■ WHAT YOU WILL DO ■
Reproduce every one of the Saved entries lines below character for character, leaving out the pictures.

====== RECORDS ======

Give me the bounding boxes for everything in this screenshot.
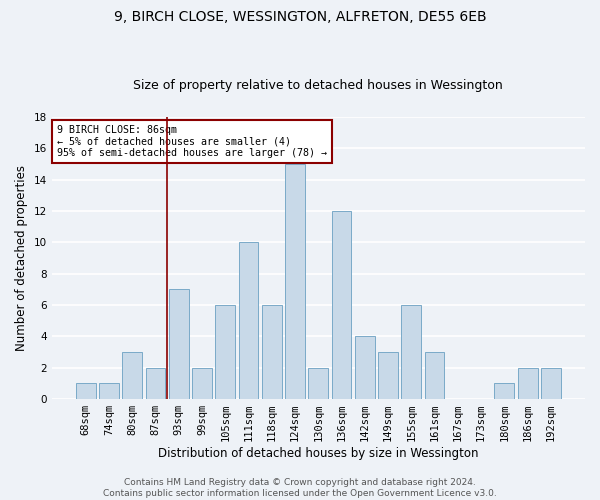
Title: Size of property relative to detached houses in Wessington: Size of property relative to detached ho… — [133, 79, 503, 92]
Bar — [192, 368, 212, 399]
Bar — [76, 384, 95, 399]
Bar — [239, 242, 259, 399]
Bar — [332, 211, 352, 399]
Text: Contains HM Land Registry data © Crown copyright and database right 2024.
Contai: Contains HM Land Registry data © Crown c… — [103, 478, 497, 498]
Bar — [262, 305, 282, 399]
Bar — [425, 352, 445, 399]
Text: 9, BIRCH CLOSE, WESSINGTON, ALFRETON, DE55 6EB: 9, BIRCH CLOSE, WESSINGTON, ALFRETON, DE… — [113, 10, 487, 24]
Y-axis label: Number of detached properties: Number of detached properties — [15, 165, 28, 351]
Bar — [308, 368, 328, 399]
Bar — [518, 368, 538, 399]
Bar — [378, 352, 398, 399]
Bar — [215, 305, 235, 399]
Bar — [146, 368, 166, 399]
Bar — [541, 368, 561, 399]
Bar — [285, 164, 305, 399]
Bar — [169, 290, 188, 399]
Bar — [99, 384, 119, 399]
Bar — [122, 352, 142, 399]
Bar — [494, 384, 514, 399]
X-axis label: Distribution of detached houses by size in Wessington: Distribution of detached houses by size … — [158, 447, 479, 460]
Bar — [355, 336, 375, 399]
Text: 9 BIRCH CLOSE: 86sqm
← 5% of detached houses are smaller (4)
95% of semi-detache: 9 BIRCH CLOSE: 86sqm ← 5% of detached ho… — [57, 125, 327, 158]
Bar — [401, 305, 421, 399]
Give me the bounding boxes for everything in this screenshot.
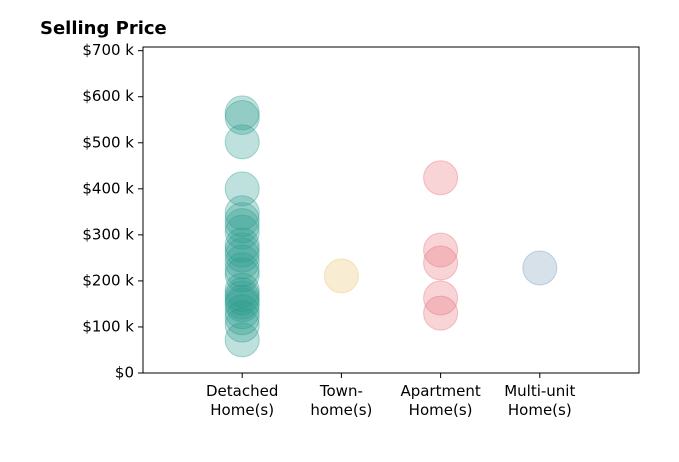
point [224,307,260,343]
point [224,294,260,330]
y-tick-label: $100 k [82,317,134,335]
point [423,295,459,331]
point [224,277,260,313]
point [224,300,260,336]
y-tick-label: $200 k [82,271,134,289]
y-tick-label: $300 k [82,225,134,243]
y-tick-label: $500 k [82,133,134,151]
point [224,237,260,273]
point [224,124,260,160]
point [224,202,260,238]
point [224,287,260,323]
point [423,280,459,316]
y-tick-label: $700 k [82,41,134,59]
point [224,99,260,135]
x-tick-label: Multi-unit Home(s) [504,382,576,419]
point [224,214,260,250]
point [423,160,459,196]
chart-title: Selling Price [40,18,167,39]
point [224,284,260,320]
point [224,244,260,280]
point [423,245,459,281]
point [224,195,260,231]
point [224,252,260,288]
x-tick-label: Detached Home(s) [206,382,279,419]
point [224,232,260,268]
point [224,227,260,263]
point [224,272,260,308]
x-tick-label: Town- home(s) [310,382,373,419]
y-tick-label: $0 [115,364,134,382]
point [224,171,260,207]
point [323,258,359,294]
y-tick-label: $600 k [82,87,134,105]
point [423,232,459,268]
point [224,95,260,131]
plot-frame [142,46,640,374]
point [224,257,260,293]
y-tick-label: $400 k [82,179,134,197]
point [224,322,260,358]
point [224,280,260,316]
point [522,250,558,286]
x-tick-label: Apartment Home(s) [400,382,481,419]
point [224,208,260,244]
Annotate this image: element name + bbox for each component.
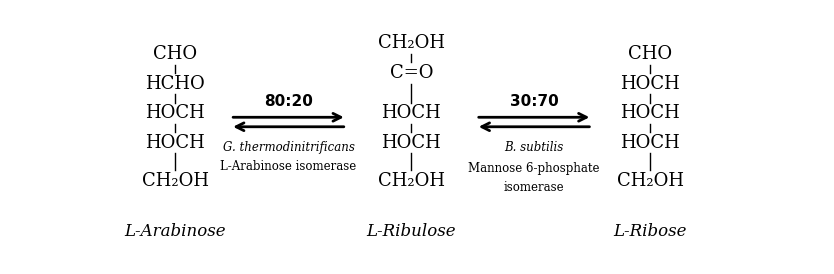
Text: HOCH: HOCH bbox=[620, 75, 681, 93]
Text: 80:20: 80:20 bbox=[264, 94, 313, 109]
Text: CH₂OH: CH₂OH bbox=[617, 172, 684, 190]
Text: G. thermodinitrificans: G. thermodinitrificans bbox=[223, 141, 354, 154]
Text: 30:70: 30:70 bbox=[510, 94, 559, 109]
Text: CH₂OH: CH₂OH bbox=[378, 172, 445, 190]
Text: isomerase: isomerase bbox=[504, 181, 565, 195]
Text: HCHO: HCHO bbox=[145, 75, 205, 93]
Text: HOCH: HOCH bbox=[145, 104, 205, 122]
Text: HOCH: HOCH bbox=[145, 134, 205, 152]
Text: CH₂OH: CH₂OH bbox=[378, 35, 445, 52]
Text: HOCH: HOCH bbox=[620, 134, 681, 152]
Text: HOCH: HOCH bbox=[620, 104, 681, 122]
Text: L-Ribulose: L-Ribulose bbox=[366, 223, 456, 240]
Text: B. subtilis: B. subtilis bbox=[505, 141, 564, 154]
Text: L-Ribose: L-Ribose bbox=[614, 223, 687, 240]
Text: CHO: CHO bbox=[628, 45, 672, 63]
Text: CH₂OH: CH₂OH bbox=[142, 172, 208, 190]
Text: CHO: CHO bbox=[153, 45, 198, 63]
Text: L-Arabinose: L-Arabinose bbox=[124, 223, 226, 240]
Text: Mannose 6-phosphate: Mannose 6-phosphate bbox=[469, 162, 600, 175]
Text: L-Arabinose isomerase: L-Arabinose isomerase bbox=[220, 160, 357, 173]
Text: C=O: C=O bbox=[389, 64, 433, 82]
Text: HOCH: HOCH bbox=[381, 104, 441, 122]
Text: HOCH: HOCH bbox=[381, 134, 441, 152]
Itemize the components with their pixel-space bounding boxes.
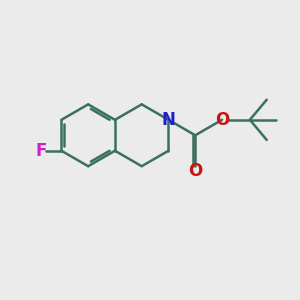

======

■ CORRECT ANSWER ■
Give me the bounding boxes for everything in this screenshot.
Title: Size of property relative to detached houses in Wessington: Size of property relative to detached ho… — [133, 79, 503, 92]
Bar — [192, 368, 212, 399]
Bar — [76, 384, 95, 399]
Bar — [239, 242, 259, 399]
Bar — [332, 211, 352, 399]
Text: Contains HM Land Registry data © Crown copyright and database right 2024.
Contai: Contains HM Land Registry data © Crown c… — [103, 478, 497, 498]
Bar — [262, 305, 282, 399]
Bar — [425, 352, 445, 399]
Text: 9, BIRCH CLOSE, WESSINGTON, ALFRETON, DE55 6EB: 9, BIRCH CLOSE, WESSINGTON, ALFRETON, DE… — [113, 10, 487, 24]
Y-axis label: Number of detached properties: Number of detached properties — [15, 165, 28, 351]
Bar — [308, 368, 328, 399]
Bar — [518, 368, 538, 399]
Bar — [378, 352, 398, 399]
Bar — [215, 305, 235, 399]
Bar — [146, 368, 166, 399]
Bar — [541, 368, 561, 399]
Bar — [285, 164, 305, 399]
Bar — [169, 290, 188, 399]
Bar — [99, 384, 119, 399]
Bar — [122, 352, 142, 399]
Bar — [494, 384, 514, 399]
X-axis label: Distribution of detached houses by size in Wessington: Distribution of detached houses by size … — [158, 447, 479, 460]
Bar — [355, 336, 375, 399]
Text: 9 BIRCH CLOSE: 86sqm
← 5% of detached houses are smaller (4)
95% of semi-detache: 9 BIRCH CLOSE: 86sqm ← 5% of detached ho… — [57, 125, 327, 158]
Bar — [401, 305, 421, 399]
Give me the bounding boxes for everything in this screenshot.
point [224,307,260,343]
point [224,294,260,330]
y-tick-label: $100 k [82,317,134,335]
point [423,295,459,331]
point [224,277,260,313]
point [224,300,260,336]
y-tick-label: $200 k [82,271,134,289]
y-tick-label: $300 k [82,225,134,243]
y-tick-label: $500 k [82,133,134,151]
point [224,237,260,273]
point [224,124,260,160]
point [224,202,260,238]
point [224,287,260,323]
point [423,280,459,316]
y-tick-label: $700 k [82,41,134,59]
point [224,99,260,135]
x-tick-label: Multi-unit Home(s) [504,382,576,419]
point [224,214,260,250]
point [423,160,459,196]
chart-title: Selling Price [40,18,167,39]
point [224,284,260,320]
point [224,244,260,280]
point [423,245,459,281]
point [224,195,260,231]
point [224,252,260,288]
x-tick-label: Detached Home(s) [206,382,279,419]
point [224,232,260,268]
point [224,227,260,263]
point [224,272,260,308]
x-tick-label: Town- home(s) [310,382,373,419]
y-tick-label: $0 [115,364,134,382]
point [224,171,260,207]
point [323,258,359,294]
y-tick-label: $600 k [82,87,134,105]
point [423,232,459,268]
point [224,95,260,131]
plot-frame [142,46,640,374]
point [224,257,260,293]
y-tick-label: $400 k [82,179,134,197]
point [224,322,260,358]
point [224,280,260,316]
point [522,250,558,286]
x-tick-label: Apartment Home(s) [400,382,481,419]
point [224,208,260,244]
Annotate this image: element name + bbox for each component.
Text: HOCH: HOCH bbox=[620, 75, 681, 93]
Text: 80:20: 80:20 bbox=[264, 94, 313, 109]
Text: CH₂OH: CH₂OH bbox=[617, 172, 684, 190]
Text: G. thermodinitrificans: G. thermodinitrificans bbox=[223, 141, 354, 154]
Text: 30:70: 30:70 bbox=[510, 94, 559, 109]
Text: CH₂OH: CH₂OH bbox=[378, 172, 445, 190]
Text: isomerase: isomerase bbox=[504, 181, 565, 195]
Text: HCHO: HCHO bbox=[145, 75, 205, 93]
Text: HOCH: HOCH bbox=[145, 104, 205, 122]
Text: HOCH: HOCH bbox=[145, 134, 205, 152]
Text: CH₂OH: CH₂OH bbox=[378, 35, 445, 52]
Text: HOCH: HOCH bbox=[620, 134, 681, 152]
Text: HOCH: HOCH bbox=[620, 104, 681, 122]
Text: L-Ribulose: L-Ribulose bbox=[366, 223, 456, 240]
Text: B. subtilis: B. subtilis bbox=[505, 141, 564, 154]
Text: L-Ribose: L-Ribose bbox=[614, 223, 687, 240]
Text: CHO: CHO bbox=[628, 45, 672, 63]
Text: CH₂OH: CH₂OH bbox=[142, 172, 208, 190]
Text: CHO: CHO bbox=[153, 45, 198, 63]
Text: L-Arabinose: L-Arabinose bbox=[124, 223, 226, 240]
Text: Mannose 6-phosphate: Mannose 6-phosphate bbox=[469, 162, 600, 175]
Text: L-Arabinose isomerase: L-Arabinose isomerase bbox=[220, 160, 357, 173]
Text: C=O: C=O bbox=[389, 64, 433, 82]
Text: HOCH: HOCH bbox=[381, 104, 441, 122]
Text: HOCH: HOCH bbox=[381, 134, 441, 152]
Itemize the components with their pixel-space bounding boxes.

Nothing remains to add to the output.